Start PROVIDED ENTRIES

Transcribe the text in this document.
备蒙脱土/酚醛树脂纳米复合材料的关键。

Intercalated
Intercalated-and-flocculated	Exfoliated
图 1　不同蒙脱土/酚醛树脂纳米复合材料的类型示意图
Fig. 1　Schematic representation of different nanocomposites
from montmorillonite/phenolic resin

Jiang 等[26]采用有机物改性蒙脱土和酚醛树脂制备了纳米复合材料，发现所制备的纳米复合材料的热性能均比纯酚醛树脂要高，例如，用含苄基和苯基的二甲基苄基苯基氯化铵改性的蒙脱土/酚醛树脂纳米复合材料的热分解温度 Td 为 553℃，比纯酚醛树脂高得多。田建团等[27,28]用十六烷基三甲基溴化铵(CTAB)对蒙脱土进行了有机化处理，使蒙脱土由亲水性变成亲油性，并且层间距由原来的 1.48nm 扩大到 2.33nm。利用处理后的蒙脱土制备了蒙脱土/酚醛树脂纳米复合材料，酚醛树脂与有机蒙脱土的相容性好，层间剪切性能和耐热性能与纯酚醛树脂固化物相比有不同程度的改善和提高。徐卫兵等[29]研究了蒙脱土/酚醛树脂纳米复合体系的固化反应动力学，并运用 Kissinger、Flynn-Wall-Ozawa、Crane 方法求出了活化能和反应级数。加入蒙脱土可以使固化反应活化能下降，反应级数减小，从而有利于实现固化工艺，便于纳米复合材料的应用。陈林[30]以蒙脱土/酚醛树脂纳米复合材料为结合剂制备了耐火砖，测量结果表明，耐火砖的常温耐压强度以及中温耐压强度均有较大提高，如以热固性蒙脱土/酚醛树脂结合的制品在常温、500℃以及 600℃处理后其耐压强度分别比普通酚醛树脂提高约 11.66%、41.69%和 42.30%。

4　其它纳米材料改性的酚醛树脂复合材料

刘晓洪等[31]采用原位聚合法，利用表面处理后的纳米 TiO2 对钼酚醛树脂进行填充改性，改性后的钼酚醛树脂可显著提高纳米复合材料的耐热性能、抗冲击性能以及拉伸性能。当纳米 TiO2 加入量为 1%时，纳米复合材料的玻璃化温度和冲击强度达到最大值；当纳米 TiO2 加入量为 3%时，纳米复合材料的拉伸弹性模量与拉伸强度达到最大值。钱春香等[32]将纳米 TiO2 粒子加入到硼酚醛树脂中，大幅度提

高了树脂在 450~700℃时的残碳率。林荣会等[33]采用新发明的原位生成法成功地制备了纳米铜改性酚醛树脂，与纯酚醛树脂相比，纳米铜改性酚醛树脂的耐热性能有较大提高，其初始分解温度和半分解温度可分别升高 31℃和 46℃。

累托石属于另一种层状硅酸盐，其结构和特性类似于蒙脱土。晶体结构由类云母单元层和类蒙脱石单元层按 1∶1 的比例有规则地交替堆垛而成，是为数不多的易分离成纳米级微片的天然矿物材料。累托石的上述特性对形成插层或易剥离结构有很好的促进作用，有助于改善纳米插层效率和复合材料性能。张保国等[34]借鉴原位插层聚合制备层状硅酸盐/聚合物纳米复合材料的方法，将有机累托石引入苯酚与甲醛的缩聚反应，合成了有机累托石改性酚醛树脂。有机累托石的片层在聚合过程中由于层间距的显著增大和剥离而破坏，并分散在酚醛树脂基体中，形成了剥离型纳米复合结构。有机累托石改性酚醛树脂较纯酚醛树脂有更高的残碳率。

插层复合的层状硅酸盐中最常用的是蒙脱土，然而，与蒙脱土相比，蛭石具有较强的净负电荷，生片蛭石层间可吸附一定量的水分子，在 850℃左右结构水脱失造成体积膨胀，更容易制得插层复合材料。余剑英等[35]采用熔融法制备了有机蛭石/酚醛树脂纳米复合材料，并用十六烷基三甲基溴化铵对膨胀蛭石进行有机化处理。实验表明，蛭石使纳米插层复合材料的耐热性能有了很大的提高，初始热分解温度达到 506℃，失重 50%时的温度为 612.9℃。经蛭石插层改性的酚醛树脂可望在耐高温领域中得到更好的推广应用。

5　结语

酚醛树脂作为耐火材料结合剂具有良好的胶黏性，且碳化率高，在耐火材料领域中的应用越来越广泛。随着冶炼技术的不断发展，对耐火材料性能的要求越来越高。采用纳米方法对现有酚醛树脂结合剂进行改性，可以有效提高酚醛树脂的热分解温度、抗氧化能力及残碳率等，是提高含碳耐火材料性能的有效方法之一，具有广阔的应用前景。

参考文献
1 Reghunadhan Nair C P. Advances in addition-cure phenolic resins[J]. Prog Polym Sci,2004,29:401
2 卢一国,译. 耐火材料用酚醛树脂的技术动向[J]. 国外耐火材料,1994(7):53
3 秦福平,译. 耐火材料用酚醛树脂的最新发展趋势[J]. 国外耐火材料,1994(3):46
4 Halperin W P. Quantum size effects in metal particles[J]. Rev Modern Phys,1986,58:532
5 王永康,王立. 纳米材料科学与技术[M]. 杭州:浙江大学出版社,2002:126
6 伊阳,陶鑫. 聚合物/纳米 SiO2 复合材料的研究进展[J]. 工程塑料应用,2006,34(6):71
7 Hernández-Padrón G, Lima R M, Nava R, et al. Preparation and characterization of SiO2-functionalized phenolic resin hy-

End PROVIDED ENTRIES

The entries above should be repeated exactly, every one of them.

Transcribe the text in this document.
备蒙脱土/酚醛树脂纳米复合材料的关键。

Intercalated
Intercalated-and-flocculated	Exfoliated
图 1　不同蒙脱土/酚醛树脂纳米复合材料的类型示意图
Fig. 1　Schematic representation of different nanocomposites
from montmorillonite/phenolic resin

Jiang 等[26]采用有机物改性蒙脱土和酚醛树脂制备了纳米复合材料，发现所制备的纳米复合材料的热性能均比纯酚醛树脂要高，例如，用含苄基和苯基的二甲基苄基苯基氯化铵改性的蒙脱土/酚醛树脂纳米复合材料的热分解温度 Td 为 553℃，比纯酚醛树脂高得多。田建团等[27,28]用十六烷基三甲基溴化铵(CTAB)对蒙脱土进行了有机化处理，使蒙脱土由亲水性变成亲油性，并且层间距由原来的 1.48nm 扩大到 2.33nm。利用处理后的蒙脱土制备了蒙脱土/酚醛树脂纳米复合材料，酚醛树脂与有机蒙脱土的相容性好，层间剪切性能和耐热性能与纯酚醛树脂固化物相比有不同程度的改善和提高。徐卫兵等[29]研究了蒙脱土/酚醛树脂纳米复合体系的固化反应动力学，并运用 Kissinger、Flynn-Wall-Ozawa、Crane 方法求出了活化能和反应级数。加入蒙脱土可以使固化反应活化能下降，反应级数减小，从而有利于实现固化工艺，便于纳米复合材料的应用。陈林[30]以蒙脱土/酚醛树脂纳米复合材料为结合剂制备了耐火砖，测量结果表明，耐火砖的常温耐压强度以及中温耐压强度均有较大提高，如以热固性蒙脱土/酚醛树脂结合的制品在常温、500℃以及 600℃处理后其耐压强度分别比普通酚醛树脂提高约 11.66%、41.69%和 42.30%。

4　其它纳米材料改性的酚醛树脂复合材料

刘晓洪等[31]采用原位聚合法，利用表面处理后的纳米 TiO2 对钼酚醛树脂进行填充改性，改性后的钼酚醛树脂可显著提高纳米复合材料的耐热性能、抗冲击性能以及拉伸性能。当纳米 TiO2 加入量为 1%时，纳米复合材料的玻璃化温度和冲击强度达到最大值；当纳米 TiO2 加入量为 3%时，纳米复合材料的拉伸弹性模量与拉伸强度达到最大值。钱春香等[32]将纳米 TiO2 粒子加入到硼酚醛树脂中，大幅度提

高了树脂在 450~700℃时的残碳率。林荣会等[33]采用新发明的原位生成法成功地制备了纳米铜改性酚醛树脂，与纯酚醛树脂相比，纳米铜改性酚醛树脂的耐热性能有较大提高，其初始分解温度和半分解温度可分别升高 31℃和 46℃。

累托石属于另一种层状硅酸盐，其结构和特性类似于蒙脱土。晶体结构由类云母单元层和类蒙脱石单元层按 1∶1 的比例有规则地交替堆垛而成，是为数不多的易分离成纳米级微片的天然矿物材料。累托石的上述特性对形成插层或易剥离结构有很好的促进作用，有助于改善纳米插层效率和复合材料性能。张保国等[34]借鉴原位插层聚合制备层状硅酸盐/聚合物纳米复合材料的方法，将有机累托石引入苯酚与甲醛的缩聚反应，合成了有机累托石改性酚醛树脂。有机累托石的片层在聚合过程中由于层间距的显著增大和剥离而破坏，并分散在酚醛树脂基体中，形成了剥离型纳米复合结构。有机累托石改性酚醛树脂较纯酚醛树脂有更高的残碳率。

插层复合的层状硅酸盐中最常用的是蒙脱土，然而，与蒙脱土相比，蛭石具有较强的净负电荷，生片蛭石层间可吸附一定量的水分子，在 850℃左右结构水脱失造成体积膨胀，更容易制得插层复合材料。余剑英等[35]采用熔融法制备了有机蛭石/酚醛树脂纳米复合材料，并用十六烷基三甲基溴化铵对膨胀蛭石进行有机化处理。实验表明，蛭石使纳米插层复合材料的耐热性能有了很大的提高，初始热分解温度达到 506℃，失重 50%时的温度为 612.9℃。经蛭石插层改性的酚醛树脂可望在耐高温领域中得到更好的推广应用。

5　结语

酚醛树脂作为耐火材料结合剂具有良好的胶黏性，且碳化率高，在耐火材料领域中的应用越来越广泛。随着冶炼技术的不断发展，对耐火材料性能的要求越来越高。采用纳米方法对现有酚醛树脂结合剂进行改性，可以有效提高酚醛树脂的热分解温度、抗氧化能力及残碳率等，是提高含碳耐火材料性能的有效方法之一，具有广阔的应用前景。

参考文献
1 Reghunadhan Nair C P. Advances in addition-cure phenolic resins[J]. Prog Polym Sci,2004,29:401
2 卢一国,译. 耐火材料用酚醛树脂的技术动向[J]. 国外耐火材料,1994(7):53
3 秦福平,译. 耐火材料用酚醛树脂的最新发展趋势[J]. 国外耐火材料,1994(3):46
4 Halperin W P. Quantum size effects in metal particles[J]. Rev Modern Phys,1986,58:532
5 王永康,王立. 纳米材料科学与技术[M]. 杭州:浙江大学出版社,2002:126
6 伊阳,陶鑫. 聚合物/纳米 SiO2 复合材料的研究进展[J]. 工程塑料应用,2006,34(6):71
7 Hernández-Padrón G, Lima R M, Nava R, et al. Preparation and characterization of SiO2-functionalized phenolic resin hy-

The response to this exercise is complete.